* WHAT THE TASK REQUIRES: Set out each line from the following listing that includes the word "Beds".
== RECORD EXCERPTS ==
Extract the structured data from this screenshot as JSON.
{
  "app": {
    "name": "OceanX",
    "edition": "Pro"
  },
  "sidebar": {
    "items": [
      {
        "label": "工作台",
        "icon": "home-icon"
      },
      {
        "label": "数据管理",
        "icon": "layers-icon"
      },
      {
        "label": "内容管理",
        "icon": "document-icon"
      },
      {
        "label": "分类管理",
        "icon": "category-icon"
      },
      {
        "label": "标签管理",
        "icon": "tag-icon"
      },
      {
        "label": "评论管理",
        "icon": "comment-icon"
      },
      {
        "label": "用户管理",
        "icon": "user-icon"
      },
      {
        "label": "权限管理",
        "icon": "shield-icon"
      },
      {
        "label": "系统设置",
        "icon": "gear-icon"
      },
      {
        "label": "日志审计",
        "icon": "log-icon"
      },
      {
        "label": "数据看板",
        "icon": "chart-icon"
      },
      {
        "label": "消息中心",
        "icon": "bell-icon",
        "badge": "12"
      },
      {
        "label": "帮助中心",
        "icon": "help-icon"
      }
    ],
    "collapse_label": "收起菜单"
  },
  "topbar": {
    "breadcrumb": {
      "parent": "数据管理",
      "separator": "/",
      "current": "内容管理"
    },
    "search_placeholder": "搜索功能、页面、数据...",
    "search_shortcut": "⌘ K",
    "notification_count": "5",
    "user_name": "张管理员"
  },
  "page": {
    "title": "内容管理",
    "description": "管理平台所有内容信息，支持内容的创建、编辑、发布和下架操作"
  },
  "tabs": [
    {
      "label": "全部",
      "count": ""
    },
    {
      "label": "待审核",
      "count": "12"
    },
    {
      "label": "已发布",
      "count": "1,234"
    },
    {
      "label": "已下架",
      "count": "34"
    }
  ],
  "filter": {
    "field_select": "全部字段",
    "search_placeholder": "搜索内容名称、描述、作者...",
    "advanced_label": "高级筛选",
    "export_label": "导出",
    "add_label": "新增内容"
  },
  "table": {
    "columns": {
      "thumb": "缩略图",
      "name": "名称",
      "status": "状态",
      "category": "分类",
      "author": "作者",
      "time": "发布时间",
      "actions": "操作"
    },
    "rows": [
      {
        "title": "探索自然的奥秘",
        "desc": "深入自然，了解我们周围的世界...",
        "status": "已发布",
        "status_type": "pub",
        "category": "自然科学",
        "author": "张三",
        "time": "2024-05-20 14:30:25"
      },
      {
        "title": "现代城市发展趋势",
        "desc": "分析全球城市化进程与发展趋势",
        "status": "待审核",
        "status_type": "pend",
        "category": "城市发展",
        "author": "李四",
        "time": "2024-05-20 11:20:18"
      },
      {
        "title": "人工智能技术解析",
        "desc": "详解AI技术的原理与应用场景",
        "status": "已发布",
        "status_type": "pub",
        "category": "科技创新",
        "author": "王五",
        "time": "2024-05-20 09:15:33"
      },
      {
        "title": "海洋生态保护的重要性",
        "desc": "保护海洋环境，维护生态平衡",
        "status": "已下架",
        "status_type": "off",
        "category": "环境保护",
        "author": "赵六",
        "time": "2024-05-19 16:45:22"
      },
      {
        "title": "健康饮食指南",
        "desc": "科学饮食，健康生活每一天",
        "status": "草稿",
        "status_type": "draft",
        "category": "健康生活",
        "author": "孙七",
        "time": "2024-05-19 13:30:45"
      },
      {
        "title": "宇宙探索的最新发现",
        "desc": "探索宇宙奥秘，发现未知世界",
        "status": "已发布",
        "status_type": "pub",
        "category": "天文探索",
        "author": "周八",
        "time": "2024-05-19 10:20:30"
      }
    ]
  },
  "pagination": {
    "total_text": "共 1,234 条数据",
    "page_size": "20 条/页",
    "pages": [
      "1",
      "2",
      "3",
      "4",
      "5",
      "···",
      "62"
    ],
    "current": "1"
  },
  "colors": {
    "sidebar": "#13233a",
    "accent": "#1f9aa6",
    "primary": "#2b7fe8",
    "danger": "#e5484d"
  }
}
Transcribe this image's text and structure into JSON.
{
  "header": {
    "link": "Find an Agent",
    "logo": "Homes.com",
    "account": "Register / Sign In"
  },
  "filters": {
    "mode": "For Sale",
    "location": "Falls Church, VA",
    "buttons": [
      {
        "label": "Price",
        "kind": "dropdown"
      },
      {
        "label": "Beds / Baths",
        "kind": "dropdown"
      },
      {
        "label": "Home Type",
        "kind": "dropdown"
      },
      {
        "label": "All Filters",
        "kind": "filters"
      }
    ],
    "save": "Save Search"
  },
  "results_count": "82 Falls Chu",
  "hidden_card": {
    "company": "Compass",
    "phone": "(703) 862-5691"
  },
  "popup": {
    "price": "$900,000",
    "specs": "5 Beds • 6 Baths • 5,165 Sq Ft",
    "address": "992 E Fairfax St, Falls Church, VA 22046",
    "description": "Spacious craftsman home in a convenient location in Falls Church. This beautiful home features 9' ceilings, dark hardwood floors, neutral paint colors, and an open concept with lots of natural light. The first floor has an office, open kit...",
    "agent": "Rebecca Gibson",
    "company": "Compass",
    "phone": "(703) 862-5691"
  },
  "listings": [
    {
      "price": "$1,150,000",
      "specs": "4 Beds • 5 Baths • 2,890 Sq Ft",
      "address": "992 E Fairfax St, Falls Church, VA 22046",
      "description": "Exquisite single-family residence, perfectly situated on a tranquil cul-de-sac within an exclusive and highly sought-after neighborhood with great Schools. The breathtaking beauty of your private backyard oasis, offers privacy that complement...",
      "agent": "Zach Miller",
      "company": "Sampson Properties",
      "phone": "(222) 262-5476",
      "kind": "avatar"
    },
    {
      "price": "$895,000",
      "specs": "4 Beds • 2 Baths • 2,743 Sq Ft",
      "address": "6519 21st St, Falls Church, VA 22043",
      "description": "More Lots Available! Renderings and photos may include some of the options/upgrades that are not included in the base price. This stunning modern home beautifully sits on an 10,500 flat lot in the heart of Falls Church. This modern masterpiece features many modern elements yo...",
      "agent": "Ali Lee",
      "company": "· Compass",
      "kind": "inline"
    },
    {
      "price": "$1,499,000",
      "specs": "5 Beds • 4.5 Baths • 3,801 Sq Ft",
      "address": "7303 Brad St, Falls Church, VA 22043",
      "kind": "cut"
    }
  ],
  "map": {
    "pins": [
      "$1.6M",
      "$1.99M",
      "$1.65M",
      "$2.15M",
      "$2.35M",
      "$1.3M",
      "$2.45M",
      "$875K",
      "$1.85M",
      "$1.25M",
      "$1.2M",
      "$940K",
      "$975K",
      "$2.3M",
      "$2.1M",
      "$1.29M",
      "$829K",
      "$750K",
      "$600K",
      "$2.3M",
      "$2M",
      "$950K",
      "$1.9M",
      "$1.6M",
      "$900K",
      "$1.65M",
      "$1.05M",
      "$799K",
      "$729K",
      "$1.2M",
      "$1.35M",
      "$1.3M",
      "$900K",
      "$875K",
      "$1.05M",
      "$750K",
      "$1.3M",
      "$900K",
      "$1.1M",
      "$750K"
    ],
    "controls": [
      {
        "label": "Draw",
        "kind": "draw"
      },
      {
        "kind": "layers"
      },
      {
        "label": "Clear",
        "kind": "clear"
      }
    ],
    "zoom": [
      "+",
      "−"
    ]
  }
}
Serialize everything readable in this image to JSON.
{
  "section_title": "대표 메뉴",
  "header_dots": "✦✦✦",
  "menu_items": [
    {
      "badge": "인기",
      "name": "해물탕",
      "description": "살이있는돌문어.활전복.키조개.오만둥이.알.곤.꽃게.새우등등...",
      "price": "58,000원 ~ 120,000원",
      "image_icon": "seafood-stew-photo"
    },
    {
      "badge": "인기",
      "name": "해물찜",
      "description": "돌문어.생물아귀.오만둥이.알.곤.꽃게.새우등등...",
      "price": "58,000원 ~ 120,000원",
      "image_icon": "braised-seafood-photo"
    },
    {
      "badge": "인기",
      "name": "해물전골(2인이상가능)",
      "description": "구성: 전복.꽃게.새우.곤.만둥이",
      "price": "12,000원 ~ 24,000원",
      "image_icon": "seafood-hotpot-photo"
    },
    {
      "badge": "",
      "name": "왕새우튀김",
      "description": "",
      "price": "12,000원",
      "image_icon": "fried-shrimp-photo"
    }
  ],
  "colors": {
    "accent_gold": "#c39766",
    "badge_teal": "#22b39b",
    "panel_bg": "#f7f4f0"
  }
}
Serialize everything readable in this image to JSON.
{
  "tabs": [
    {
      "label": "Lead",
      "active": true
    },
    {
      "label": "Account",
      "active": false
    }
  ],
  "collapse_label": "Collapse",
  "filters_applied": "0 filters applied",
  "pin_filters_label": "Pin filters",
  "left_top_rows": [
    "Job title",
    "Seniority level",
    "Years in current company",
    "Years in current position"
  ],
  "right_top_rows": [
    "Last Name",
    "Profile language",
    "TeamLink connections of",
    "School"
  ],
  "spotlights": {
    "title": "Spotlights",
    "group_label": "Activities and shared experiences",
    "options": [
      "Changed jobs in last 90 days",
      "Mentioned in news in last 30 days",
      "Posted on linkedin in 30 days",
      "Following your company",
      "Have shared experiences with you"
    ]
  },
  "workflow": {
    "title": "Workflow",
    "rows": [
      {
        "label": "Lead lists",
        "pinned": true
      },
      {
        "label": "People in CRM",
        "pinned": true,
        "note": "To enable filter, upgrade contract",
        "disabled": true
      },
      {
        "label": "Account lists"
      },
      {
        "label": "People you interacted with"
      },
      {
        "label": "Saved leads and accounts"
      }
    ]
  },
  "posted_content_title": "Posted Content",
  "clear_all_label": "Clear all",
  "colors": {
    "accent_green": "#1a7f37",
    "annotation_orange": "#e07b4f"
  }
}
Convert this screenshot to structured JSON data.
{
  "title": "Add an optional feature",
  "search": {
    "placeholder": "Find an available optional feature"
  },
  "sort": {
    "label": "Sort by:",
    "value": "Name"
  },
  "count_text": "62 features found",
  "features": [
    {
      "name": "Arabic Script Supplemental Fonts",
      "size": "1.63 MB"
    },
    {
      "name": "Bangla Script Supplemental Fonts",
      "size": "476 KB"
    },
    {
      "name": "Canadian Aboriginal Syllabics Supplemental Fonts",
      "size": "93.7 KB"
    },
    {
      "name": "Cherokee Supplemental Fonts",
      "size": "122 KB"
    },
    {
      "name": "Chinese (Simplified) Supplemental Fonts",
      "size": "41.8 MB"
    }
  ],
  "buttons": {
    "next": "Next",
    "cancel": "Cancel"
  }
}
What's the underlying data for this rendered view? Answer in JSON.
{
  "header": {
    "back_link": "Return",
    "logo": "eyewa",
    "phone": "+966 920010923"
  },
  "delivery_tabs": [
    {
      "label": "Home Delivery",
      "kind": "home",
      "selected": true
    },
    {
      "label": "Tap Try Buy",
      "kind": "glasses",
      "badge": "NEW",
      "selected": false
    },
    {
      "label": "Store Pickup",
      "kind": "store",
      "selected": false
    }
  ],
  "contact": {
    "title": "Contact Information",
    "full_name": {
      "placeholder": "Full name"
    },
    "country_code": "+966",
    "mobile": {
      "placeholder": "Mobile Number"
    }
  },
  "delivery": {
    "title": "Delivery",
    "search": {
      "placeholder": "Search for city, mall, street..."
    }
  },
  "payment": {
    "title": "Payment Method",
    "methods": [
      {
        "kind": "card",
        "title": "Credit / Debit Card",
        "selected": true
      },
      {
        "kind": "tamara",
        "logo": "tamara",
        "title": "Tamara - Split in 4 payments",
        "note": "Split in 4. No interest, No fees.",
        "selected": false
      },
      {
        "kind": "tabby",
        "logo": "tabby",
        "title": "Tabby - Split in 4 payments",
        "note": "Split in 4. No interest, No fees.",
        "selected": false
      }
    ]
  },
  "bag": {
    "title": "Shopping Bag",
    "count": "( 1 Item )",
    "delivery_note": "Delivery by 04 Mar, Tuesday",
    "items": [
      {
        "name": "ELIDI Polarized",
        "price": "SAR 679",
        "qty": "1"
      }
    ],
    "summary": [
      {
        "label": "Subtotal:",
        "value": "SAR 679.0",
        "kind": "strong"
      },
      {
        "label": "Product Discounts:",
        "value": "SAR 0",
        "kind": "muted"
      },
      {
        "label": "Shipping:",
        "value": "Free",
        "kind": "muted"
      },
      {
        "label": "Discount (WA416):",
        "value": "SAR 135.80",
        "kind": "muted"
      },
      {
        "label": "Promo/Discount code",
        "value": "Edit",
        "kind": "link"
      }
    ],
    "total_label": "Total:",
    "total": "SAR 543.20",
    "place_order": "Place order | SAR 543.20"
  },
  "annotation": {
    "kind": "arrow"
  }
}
===
* CORRECT OUTPUT:
        "label": "Beds / Baths",
    "specs": "5 Beds • 6 Baths • 5,165 Sq Ft",
      "specs": "4 Beds • 5 Baths • 2,890 Sq Ft",
      "specs": "4 Beds • 2 Baths • 2,743 Sq Ft",
      "specs": "5 Beds • 4.5 Baths • 3,801 Sq Ft",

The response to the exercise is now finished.